Entries:
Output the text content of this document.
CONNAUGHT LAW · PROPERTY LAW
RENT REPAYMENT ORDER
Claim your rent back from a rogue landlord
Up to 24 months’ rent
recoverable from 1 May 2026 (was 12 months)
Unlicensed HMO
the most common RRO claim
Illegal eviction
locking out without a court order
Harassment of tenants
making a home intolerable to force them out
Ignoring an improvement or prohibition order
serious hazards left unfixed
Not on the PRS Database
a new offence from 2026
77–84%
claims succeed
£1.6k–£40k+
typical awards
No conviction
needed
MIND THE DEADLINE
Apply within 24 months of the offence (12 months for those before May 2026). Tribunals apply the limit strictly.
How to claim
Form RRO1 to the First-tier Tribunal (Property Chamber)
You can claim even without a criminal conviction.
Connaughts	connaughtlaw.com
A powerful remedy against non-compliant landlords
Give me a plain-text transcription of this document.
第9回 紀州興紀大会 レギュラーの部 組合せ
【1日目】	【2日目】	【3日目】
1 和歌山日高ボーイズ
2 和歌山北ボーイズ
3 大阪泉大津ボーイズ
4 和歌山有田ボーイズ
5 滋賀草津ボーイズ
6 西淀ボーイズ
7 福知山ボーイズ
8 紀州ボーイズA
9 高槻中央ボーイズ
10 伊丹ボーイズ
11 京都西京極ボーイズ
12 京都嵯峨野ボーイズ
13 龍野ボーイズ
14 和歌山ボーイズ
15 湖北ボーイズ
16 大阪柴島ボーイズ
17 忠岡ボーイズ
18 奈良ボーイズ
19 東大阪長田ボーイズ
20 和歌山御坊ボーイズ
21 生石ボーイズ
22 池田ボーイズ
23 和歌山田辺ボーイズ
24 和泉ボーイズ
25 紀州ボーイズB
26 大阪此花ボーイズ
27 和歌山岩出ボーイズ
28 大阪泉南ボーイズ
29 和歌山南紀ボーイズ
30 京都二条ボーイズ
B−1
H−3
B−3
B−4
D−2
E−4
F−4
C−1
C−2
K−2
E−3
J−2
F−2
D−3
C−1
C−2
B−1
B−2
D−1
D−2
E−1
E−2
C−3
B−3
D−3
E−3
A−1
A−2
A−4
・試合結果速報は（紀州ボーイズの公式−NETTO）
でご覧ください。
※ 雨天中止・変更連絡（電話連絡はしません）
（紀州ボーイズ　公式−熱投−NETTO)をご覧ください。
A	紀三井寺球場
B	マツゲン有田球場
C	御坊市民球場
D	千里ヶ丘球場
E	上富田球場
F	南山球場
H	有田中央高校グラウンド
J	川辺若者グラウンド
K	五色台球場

Requirement: Identify each line of the material where the word "from" shows up, and copy it.

Result of this task:
Claim your rent back from a rogue landlord
recoverable from 1 May 2026 (was 12 months)
a new offence from 2026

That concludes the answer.